• **TASK OBJECTIVE**
Below is a block of records. Copy every line in it that contains the word "paste".

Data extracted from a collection
○ ○ ○ ○ ○

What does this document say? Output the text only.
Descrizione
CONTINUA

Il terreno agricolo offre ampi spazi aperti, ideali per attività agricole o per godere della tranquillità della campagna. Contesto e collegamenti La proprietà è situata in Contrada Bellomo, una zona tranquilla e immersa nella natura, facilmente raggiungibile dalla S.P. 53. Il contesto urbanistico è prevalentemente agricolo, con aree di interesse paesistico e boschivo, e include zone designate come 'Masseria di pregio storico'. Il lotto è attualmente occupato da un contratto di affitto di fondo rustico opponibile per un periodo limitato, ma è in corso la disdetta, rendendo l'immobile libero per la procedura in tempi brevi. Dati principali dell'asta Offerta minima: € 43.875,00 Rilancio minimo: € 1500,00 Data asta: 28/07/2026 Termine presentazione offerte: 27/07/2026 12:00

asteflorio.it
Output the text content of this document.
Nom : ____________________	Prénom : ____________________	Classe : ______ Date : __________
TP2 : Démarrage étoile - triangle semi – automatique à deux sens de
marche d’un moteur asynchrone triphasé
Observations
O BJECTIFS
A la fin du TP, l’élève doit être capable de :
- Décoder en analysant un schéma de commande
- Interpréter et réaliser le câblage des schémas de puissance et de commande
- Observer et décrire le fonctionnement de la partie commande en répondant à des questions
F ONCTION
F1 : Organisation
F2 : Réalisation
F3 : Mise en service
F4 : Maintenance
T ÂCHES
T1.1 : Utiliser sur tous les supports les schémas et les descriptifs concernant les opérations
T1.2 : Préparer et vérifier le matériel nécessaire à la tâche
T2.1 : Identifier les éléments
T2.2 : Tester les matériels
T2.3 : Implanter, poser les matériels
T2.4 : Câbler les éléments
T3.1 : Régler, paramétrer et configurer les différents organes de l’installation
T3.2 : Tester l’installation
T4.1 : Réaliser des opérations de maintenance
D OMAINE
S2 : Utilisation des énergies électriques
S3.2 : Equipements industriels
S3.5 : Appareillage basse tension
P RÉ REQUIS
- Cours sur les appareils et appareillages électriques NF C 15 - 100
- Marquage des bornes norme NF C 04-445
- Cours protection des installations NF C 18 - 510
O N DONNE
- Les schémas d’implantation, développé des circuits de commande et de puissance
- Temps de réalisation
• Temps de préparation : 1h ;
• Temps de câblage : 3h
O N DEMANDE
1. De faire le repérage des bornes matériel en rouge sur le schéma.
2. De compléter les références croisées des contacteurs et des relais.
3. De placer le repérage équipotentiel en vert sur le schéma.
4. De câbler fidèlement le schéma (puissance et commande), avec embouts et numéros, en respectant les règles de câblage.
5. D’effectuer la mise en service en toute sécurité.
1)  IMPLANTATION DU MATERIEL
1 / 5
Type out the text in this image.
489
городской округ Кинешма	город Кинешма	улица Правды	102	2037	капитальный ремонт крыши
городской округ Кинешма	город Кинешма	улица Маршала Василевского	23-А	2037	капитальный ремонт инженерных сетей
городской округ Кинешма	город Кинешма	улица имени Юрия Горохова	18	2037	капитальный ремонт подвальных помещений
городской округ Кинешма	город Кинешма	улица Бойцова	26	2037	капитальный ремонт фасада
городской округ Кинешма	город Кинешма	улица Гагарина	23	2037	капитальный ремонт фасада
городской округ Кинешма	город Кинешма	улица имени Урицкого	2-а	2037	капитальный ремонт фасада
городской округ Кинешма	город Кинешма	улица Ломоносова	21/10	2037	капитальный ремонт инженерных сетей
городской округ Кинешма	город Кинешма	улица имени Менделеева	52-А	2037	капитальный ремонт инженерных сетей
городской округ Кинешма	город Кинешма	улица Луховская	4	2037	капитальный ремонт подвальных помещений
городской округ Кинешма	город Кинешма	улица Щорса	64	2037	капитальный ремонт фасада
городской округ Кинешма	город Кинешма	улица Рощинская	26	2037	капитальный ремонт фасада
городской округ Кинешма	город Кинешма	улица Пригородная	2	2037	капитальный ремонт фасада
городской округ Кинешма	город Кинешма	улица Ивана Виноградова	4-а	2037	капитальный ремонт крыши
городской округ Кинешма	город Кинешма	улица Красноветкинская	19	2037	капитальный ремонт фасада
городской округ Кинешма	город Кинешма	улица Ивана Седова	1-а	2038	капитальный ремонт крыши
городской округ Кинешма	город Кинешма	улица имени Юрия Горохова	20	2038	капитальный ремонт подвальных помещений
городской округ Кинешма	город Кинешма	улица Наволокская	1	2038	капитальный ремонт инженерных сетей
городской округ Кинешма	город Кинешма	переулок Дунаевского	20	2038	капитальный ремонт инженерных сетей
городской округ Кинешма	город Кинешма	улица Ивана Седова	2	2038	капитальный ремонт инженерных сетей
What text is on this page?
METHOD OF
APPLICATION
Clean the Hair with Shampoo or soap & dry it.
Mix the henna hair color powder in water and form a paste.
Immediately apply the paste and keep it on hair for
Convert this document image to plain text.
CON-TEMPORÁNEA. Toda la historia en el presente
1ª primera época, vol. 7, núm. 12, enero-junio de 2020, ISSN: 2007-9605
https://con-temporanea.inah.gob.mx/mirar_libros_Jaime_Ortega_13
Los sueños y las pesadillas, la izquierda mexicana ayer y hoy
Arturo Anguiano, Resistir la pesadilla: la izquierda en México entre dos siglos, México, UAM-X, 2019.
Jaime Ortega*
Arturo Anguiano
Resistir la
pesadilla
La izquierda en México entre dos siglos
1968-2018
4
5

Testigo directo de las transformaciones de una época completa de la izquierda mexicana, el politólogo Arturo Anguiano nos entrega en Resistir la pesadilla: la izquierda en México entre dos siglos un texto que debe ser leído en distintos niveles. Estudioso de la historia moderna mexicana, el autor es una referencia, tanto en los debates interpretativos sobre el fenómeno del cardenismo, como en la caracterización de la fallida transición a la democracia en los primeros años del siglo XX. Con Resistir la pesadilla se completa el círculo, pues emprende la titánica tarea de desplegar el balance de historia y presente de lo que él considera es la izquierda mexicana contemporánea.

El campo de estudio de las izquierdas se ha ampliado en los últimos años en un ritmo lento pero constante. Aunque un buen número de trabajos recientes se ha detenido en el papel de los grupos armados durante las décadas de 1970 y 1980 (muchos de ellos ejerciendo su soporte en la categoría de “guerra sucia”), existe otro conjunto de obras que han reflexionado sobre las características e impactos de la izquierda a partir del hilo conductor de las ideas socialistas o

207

○ ○ ○ ○ ○

• **RESULT OF THE EXERCISE**
Mix the henna hair color powder in water and form a paste.
Immediately apply the paste and keep it on hair for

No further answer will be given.